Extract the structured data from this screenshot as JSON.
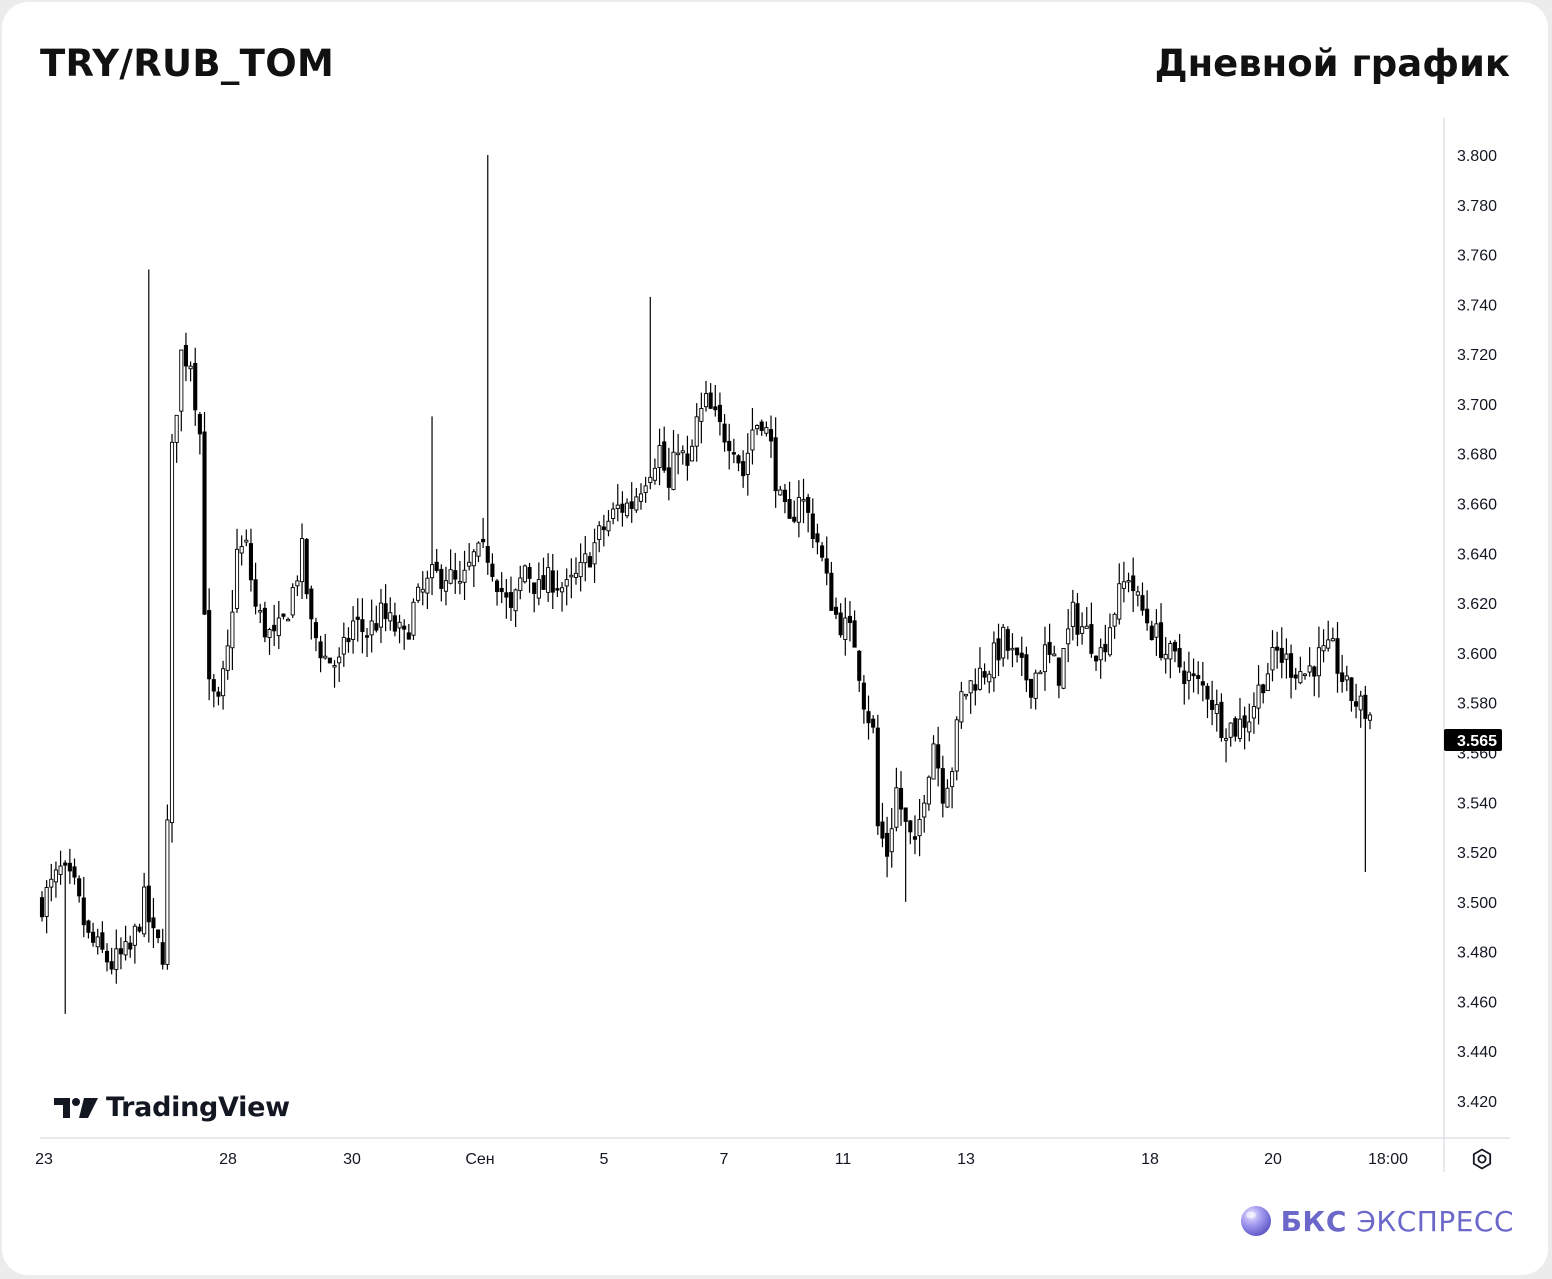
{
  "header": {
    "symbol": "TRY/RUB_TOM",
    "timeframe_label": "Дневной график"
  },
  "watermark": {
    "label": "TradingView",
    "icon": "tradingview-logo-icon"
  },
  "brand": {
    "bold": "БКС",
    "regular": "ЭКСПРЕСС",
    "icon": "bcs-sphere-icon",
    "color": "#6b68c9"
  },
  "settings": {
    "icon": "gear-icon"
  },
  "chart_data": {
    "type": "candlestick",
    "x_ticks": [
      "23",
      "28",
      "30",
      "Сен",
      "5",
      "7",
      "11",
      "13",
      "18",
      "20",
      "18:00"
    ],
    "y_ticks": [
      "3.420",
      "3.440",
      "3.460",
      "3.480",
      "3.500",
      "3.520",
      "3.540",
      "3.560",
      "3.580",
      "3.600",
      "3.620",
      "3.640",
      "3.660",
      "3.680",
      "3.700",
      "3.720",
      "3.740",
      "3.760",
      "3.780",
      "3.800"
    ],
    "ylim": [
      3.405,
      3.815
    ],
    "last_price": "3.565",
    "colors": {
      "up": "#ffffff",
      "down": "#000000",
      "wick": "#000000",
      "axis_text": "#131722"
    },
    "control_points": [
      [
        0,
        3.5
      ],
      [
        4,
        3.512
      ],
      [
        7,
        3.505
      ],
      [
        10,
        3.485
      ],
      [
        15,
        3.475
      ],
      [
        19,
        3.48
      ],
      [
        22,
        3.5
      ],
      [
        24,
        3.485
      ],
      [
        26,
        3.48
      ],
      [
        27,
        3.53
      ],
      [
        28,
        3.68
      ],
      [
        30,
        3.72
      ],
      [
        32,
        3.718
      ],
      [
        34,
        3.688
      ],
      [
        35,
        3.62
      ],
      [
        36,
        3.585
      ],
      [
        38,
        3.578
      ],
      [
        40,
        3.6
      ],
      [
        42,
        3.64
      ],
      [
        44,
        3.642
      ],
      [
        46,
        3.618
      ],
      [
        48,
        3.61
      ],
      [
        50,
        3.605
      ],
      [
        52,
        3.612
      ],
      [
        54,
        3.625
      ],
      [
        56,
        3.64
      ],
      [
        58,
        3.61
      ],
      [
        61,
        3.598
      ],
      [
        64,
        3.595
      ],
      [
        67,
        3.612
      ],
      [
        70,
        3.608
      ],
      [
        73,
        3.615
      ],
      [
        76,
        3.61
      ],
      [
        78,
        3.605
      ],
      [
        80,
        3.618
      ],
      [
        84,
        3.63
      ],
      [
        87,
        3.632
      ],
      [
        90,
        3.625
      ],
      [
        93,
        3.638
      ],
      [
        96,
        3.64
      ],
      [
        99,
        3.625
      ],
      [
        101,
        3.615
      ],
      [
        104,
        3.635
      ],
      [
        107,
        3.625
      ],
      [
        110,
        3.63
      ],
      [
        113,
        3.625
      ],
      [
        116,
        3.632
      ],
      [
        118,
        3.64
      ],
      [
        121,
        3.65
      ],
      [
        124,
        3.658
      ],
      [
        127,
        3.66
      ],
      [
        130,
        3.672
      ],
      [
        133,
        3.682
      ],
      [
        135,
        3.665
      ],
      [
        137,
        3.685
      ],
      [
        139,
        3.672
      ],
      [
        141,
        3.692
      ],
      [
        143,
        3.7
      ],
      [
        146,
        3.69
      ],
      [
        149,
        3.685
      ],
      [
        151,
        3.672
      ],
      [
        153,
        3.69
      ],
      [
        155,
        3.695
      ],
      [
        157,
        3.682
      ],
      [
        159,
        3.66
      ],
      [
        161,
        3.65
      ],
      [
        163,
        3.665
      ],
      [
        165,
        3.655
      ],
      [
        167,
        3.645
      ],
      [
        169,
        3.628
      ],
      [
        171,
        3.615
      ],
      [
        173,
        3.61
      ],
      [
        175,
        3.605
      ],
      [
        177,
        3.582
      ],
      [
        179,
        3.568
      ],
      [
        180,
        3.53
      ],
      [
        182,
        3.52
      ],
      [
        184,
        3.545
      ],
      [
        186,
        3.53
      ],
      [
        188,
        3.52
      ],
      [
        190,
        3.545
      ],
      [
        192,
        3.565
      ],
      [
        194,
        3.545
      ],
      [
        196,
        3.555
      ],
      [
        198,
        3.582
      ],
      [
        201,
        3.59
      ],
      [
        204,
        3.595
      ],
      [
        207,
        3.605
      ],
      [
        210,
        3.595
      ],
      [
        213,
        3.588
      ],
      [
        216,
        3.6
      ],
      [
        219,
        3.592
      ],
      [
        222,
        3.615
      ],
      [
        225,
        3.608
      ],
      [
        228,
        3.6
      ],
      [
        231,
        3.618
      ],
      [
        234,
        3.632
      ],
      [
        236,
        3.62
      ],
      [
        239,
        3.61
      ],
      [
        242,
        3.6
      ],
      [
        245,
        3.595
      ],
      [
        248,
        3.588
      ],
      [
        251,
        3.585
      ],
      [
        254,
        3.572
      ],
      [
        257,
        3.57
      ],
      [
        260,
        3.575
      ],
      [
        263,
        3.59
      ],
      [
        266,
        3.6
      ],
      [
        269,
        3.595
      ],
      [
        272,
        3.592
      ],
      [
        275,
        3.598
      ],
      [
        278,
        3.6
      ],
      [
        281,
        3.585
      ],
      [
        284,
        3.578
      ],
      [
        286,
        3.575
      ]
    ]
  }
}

* * * * * * * * *

#### Written instruction
Of all the lines in the data above, state how many include "icon". Say only the number.

#### The response
3